Wherever the word "look" shows up in a line, please copy that line.

* BEGIN DATA PROVIDED *

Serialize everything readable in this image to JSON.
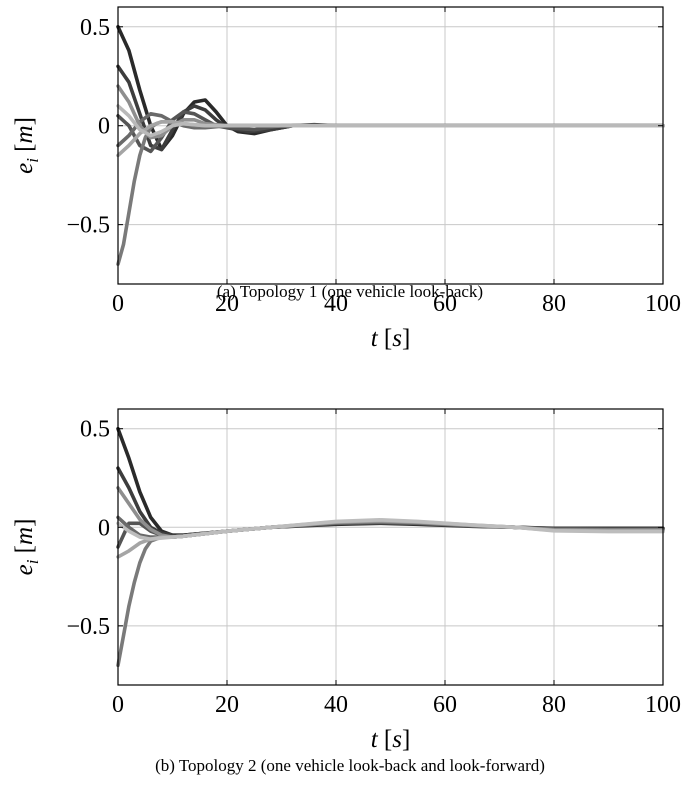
{
  "chart_data": [
    {
      "type": "line",
      "caption": "(a) Topology 1 (one vehicle look-back)",
      "xlabel_var": "t",
      "xlabel_unit": "s",
      "ylabel_var": "e",
      "ylabel_sub": "i",
      "ylabel_unit": "m",
      "xlim": [
        0,
        100
      ],
      "ylim": [
        -0.8,
        0.6
      ],
      "xticks": [
        0,
        20,
        40,
        60,
        80,
        100
      ],
      "xtick_labels": [
        "0",
        "20",
        "40",
        "60",
        "80",
        "100"
      ],
      "yticks": [
        0.5,
        0,
        -0.5
      ],
      "ytick_labels": [
        "0.5",
        "0",
        "−0.5"
      ],
      "grid": true,
      "series": [
        {
          "color": "#2a2a2a",
          "x": [
            0,
            2,
            4,
            6,
            8,
            10,
            12,
            14,
            16,
            18,
            20,
            22,
            25,
            28,
            32,
            36,
            40,
            100
          ],
          "y": [
            0.5,
            0.38,
            0.18,
            0.0,
            -0.12,
            -0.05,
            0.06,
            0.12,
            0.13,
            0.07,
            0.0,
            -0.03,
            -0.04,
            -0.02,
            0.0,
            0.005,
            0.0,
            0.0
          ]
        },
        {
          "color": "#3d3d3d",
          "x": [
            0,
            2,
            4,
            6,
            8,
            10,
            12,
            14,
            16,
            18,
            20,
            24,
            28,
            32,
            40,
            100
          ],
          "y": [
            0.3,
            0.22,
            0.06,
            -0.1,
            -0.12,
            -0.02,
            0.07,
            0.1,
            0.08,
            0.03,
            -0.01,
            -0.03,
            -0.02,
            0.0,
            0.0,
            0.0
          ]
        },
        {
          "color": "#555555",
          "x": [
            0,
            2,
            4,
            6,
            8,
            10,
            12,
            14,
            16,
            18,
            20,
            25,
            30,
            40,
            100
          ],
          "y": [
            0.05,
            0.0,
            -0.1,
            -0.13,
            -0.06,
            0.03,
            0.07,
            0.06,
            0.03,
            0.0,
            -0.01,
            -0.02,
            0.0,
            0.0,
            0.0
          ]
        },
        {
          "color": "#6a6a6a",
          "x": [
            0,
            2,
            4,
            6,
            8,
            10,
            12,
            14,
            16,
            20,
            25,
            30,
            40,
            100
          ],
          "y": [
            -0.1,
            -0.05,
            0.02,
            0.06,
            0.05,
            0.02,
            0.0,
            -0.01,
            -0.01,
            0.0,
            0.0,
            0.0,
            0.0,
            0.0
          ]
        },
        {
          "color": "#7a7a7a",
          "x": [
            0,
            1,
            2,
            3,
            4,
            5,
            6,
            7,
            8,
            10,
            12,
            14,
            16,
            20,
            30,
            40,
            100
          ],
          "y": [
            -0.7,
            -0.6,
            -0.44,
            -0.28,
            -0.15,
            -0.06,
            -0.01,
            0.01,
            0.02,
            0.02,
            0.01,
            0.0,
            0.0,
            0.0,
            0.0,
            0.0,
            0.0
          ]
        },
        {
          "color": "#8e8e8e",
          "x": [
            0,
            2,
            4,
            6,
            8,
            10,
            12,
            14,
            16,
            20,
            30,
            40,
            100
          ],
          "y": [
            0.2,
            0.12,
            0.0,
            -0.06,
            -0.05,
            0.0,
            0.03,
            0.03,
            0.01,
            0.0,
            0.0,
            0.0,
            0.0
          ]
        },
        {
          "color": "#a5a5a5",
          "x": [
            0,
            2,
            4,
            6,
            8,
            10,
            12,
            16,
            20,
            30,
            40,
            100
          ],
          "y": [
            -0.15,
            -0.1,
            -0.04,
            0.0,
            0.02,
            0.02,
            0.01,
            0.0,
            0.0,
            0.0,
            0.0,
            0.0
          ]
        },
        {
          "color": "#b9b9b9",
          "x": [
            0,
            2,
            4,
            6,
            8,
            10,
            12,
            16,
            20,
            30,
            40,
            100
          ],
          "y": [
            0.1,
            0.05,
            -0.02,
            -0.05,
            -0.03,
            0.0,
            0.01,
            0.0,
            0.0,
            0.0,
            0.0,
            0.0
          ]
        }
      ]
    },
    {
      "type": "line",
      "caption": "(b) Topology 2 (one vehicle look-back and look-forward)",
      "xlabel_var": "t",
      "xlabel_unit": "s",
      "ylabel_var": "e",
      "ylabel_sub": "i",
      "ylabel_unit": "m",
      "xlim": [
        0,
        100
      ],
      "ylim": [
        -0.8,
        0.6
      ],
      "xticks": [
        0,
        20,
        40,
        60,
        80,
        100
      ],
      "xtick_labels": [
        "0",
        "20",
        "40",
        "60",
        "80",
        "100"
      ],
      "yticks": [
        0.5,
        0,
        -0.5
      ],
      "ytick_labels": [
        "0.5",
        "0",
        "−0.5"
      ],
      "grid": true,
      "series": [
        {
          "color": "#2a2a2a",
          "x": [
            0,
            2,
            4,
            6,
            8,
            10,
            12,
            20,
            28,
            40,
            48,
            55,
            65,
            73,
            80,
            90,
            100
          ],
          "y": [
            0.5,
            0.35,
            0.18,
            0.05,
            -0.02,
            -0.04,
            -0.04,
            -0.02,
            0.0,
            0.015,
            0.02,
            0.015,
            0.005,
            0.0,
            -0.005,
            -0.005,
            -0.005
          ]
        },
        {
          "color": "#3d3d3d",
          "x": [
            0,
            2,
            4,
            6,
            8,
            10,
            12,
            20,
            28,
            40,
            48,
            55,
            65,
            73,
            80,
            90,
            100
          ],
          "y": [
            0.3,
            0.2,
            0.08,
            0.0,
            -0.03,
            -0.04,
            -0.04,
            -0.02,
            0.0,
            0.018,
            0.022,
            0.018,
            0.006,
            0.0,
            -0.006,
            -0.008,
            -0.008
          ]
        },
        {
          "color": "#555555",
          "x": [
            0,
            2,
            4,
            6,
            8,
            10,
            12,
            20,
            28,
            40,
            48,
            55,
            65,
            73,
            80,
            90,
            100
          ],
          "y": [
            -0.1,
            0.02,
            0.02,
            -0.02,
            -0.04,
            -0.05,
            -0.045,
            -0.02,
            0.0,
            0.02,
            0.025,
            0.02,
            0.007,
            0.0,
            -0.008,
            -0.01,
            -0.01
          ]
        },
        {
          "color": "#6a6a6a",
          "x": [
            0,
            2,
            4,
            6,
            8,
            10,
            12,
            20,
            28,
            40,
            48,
            55,
            65,
            73,
            80,
            90,
            100
          ],
          "y": [
            0.05,
            0.0,
            -0.04,
            -0.05,
            -0.05,
            -0.05,
            -0.045,
            -0.02,
            0.0,
            0.022,
            0.027,
            0.022,
            0.008,
            0.0,
            -0.01,
            -0.012,
            -0.012
          ]
        },
        {
          "color": "#7a7a7a",
          "x": [
            0,
            1,
            2,
            3,
            4,
            5,
            6,
            8,
            10,
            12,
            20,
            28,
            40,
            48,
            55,
            65,
            73,
            80,
            90,
            100
          ],
          "y": [
            -0.7,
            -0.55,
            -0.4,
            -0.28,
            -0.18,
            -0.11,
            -0.07,
            -0.05,
            -0.05,
            -0.045,
            -0.02,
            0.0,
            0.024,
            0.03,
            0.024,
            0.009,
            0.0,
            -0.012,
            -0.014,
            -0.014
          ]
        },
        {
          "color": "#8e8e8e",
          "x": [
            0,
            2,
            4,
            6,
            8,
            10,
            12,
            20,
            28,
            40,
            48,
            55,
            65,
            73,
            80,
            90,
            100
          ],
          "y": [
            0.2,
            0.12,
            0.04,
            -0.01,
            -0.04,
            -0.05,
            -0.045,
            -0.02,
            0.0,
            0.026,
            0.032,
            0.026,
            0.01,
            0.0,
            -0.014,
            -0.016,
            -0.016
          ]
        },
        {
          "color": "#a5a5a5",
          "x": [
            0,
            2,
            4,
            6,
            8,
            10,
            12,
            20,
            28,
            40,
            48,
            55,
            65,
            73,
            80,
            90,
            100
          ],
          "y": [
            -0.15,
            -0.12,
            -0.08,
            -0.06,
            -0.05,
            -0.05,
            -0.045,
            -0.02,
            0.0,
            0.028,
            0.035,
            0.028,
            0.011,
            0.0,
            -0.016,
            -0.019,
            -0.019
          ]
        },
        {
          "color": "#bdbdbd",
          "x": [
            0,
            2,
            4,
            6,
            8,
            10,
            12,
            20,
            28,
            40,
            48,
            55,
            65,
            73,
            80,
            90,
            100
          ],
          "y": [
            0.02,
            -0.02,
            -0.05,
            -0.06,
            -0.055,
            -0.05,
            -0.045,
            -0.02,
            0.0,
            0.03,
            0.038,
            0.03,
            0.012,
            0.0,
            -0.018,
            -0.022,
            -0.022
          ]
        }
      ]
    }
  ]
}
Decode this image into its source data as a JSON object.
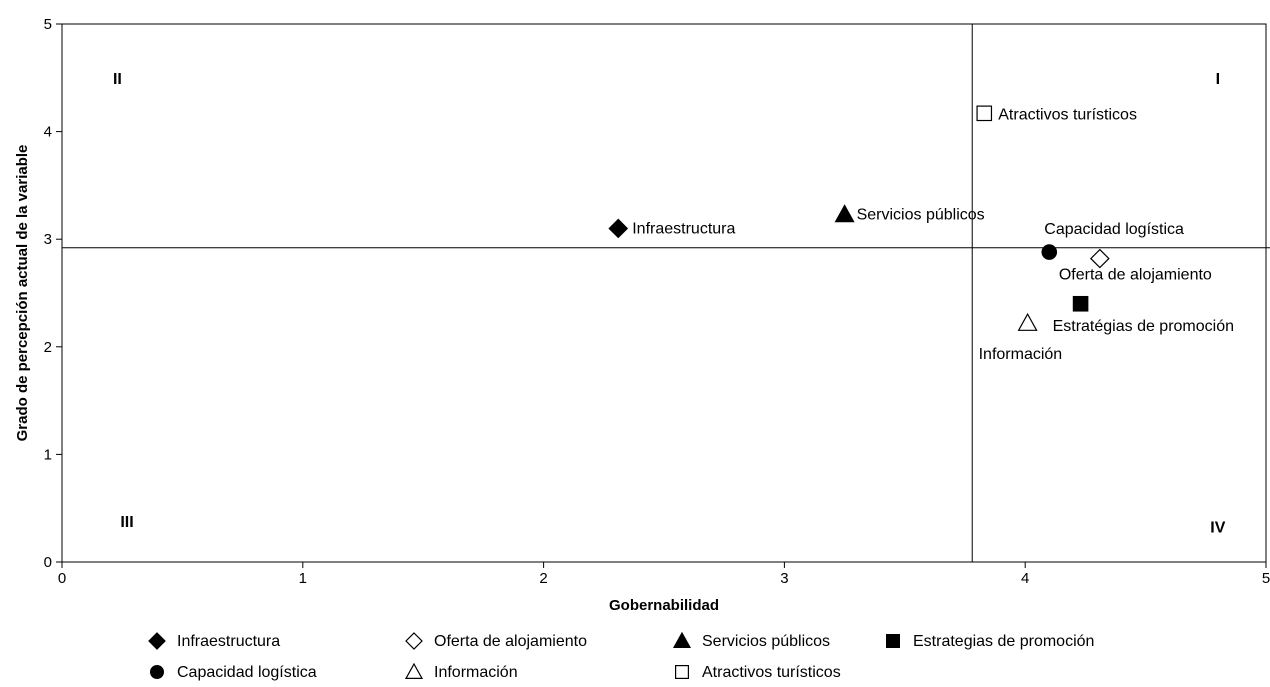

* END DATA PROVIDED *

### FINISHED ANSWER
      "caption": "(a) Topology 1 (one vehicle look-back)",
      "caption": "(b) Topology 2 (one vehicle look-back and look-forward)",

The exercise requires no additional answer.